Data for this exercise:
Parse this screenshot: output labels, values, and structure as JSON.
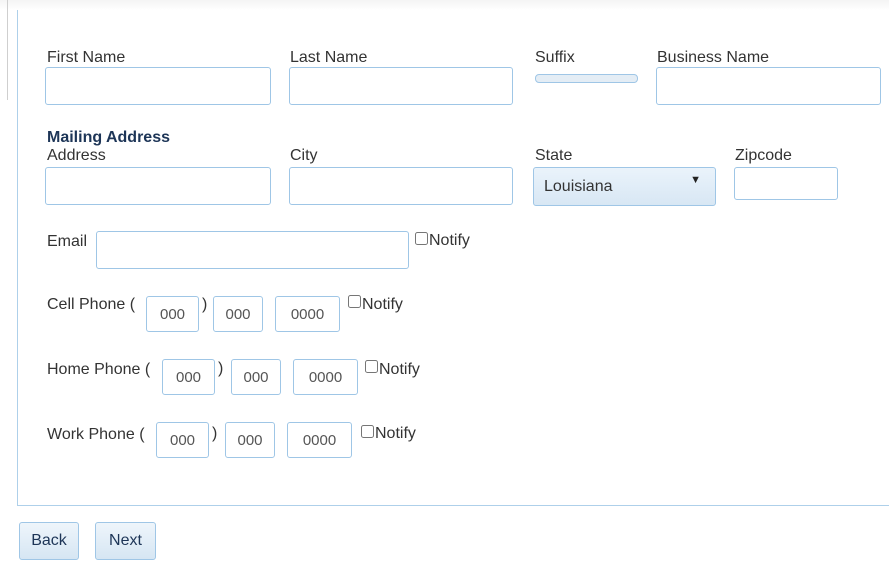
{
  "labels": {
    "first_name": "First Name",
    "last_name": "Last Name",
    "suffix": "Suffix",
    "business_name": "Business Name",
    "mailing_address": "Mailing Address",
    "address": "Address",
    "city": "City",
    "state": "State",
    "zipcode": "Zipcode",
    "email": "Email",
    "notify": "Notify",
    "cell_phone": "Cell Phone (",
    "home_phone": "Home Phone (",
    "work_phone": "Work Phone (",
    "close_paren": ")"
  },
  "fields": {
    "first_name": "",
    "last_name": "",
    "business_name": "",
    "address": "",
    "city": "",
    "state_selected": "Louisiana",
    "zipcode": "",
    "email": ""
  },
  "phone_placeholders": {
    "area": "000",
    "prefix": "000",
    "line": "0000"
  },
  "notify_checked": {
    "email": false,
    "cell": false,
    "home": false,
    "work": false
  },
  "buttons": {
    "back": "Back",
    "next": "Next"
  },
  "icons": {
    "state_dropdown": "caret-down-icon"
  }
}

Goal: Go through the preceding material and copy each line that has the word "false".

Task result:
    "email": false,
    "cell": false,
    "home": false,
    "work": false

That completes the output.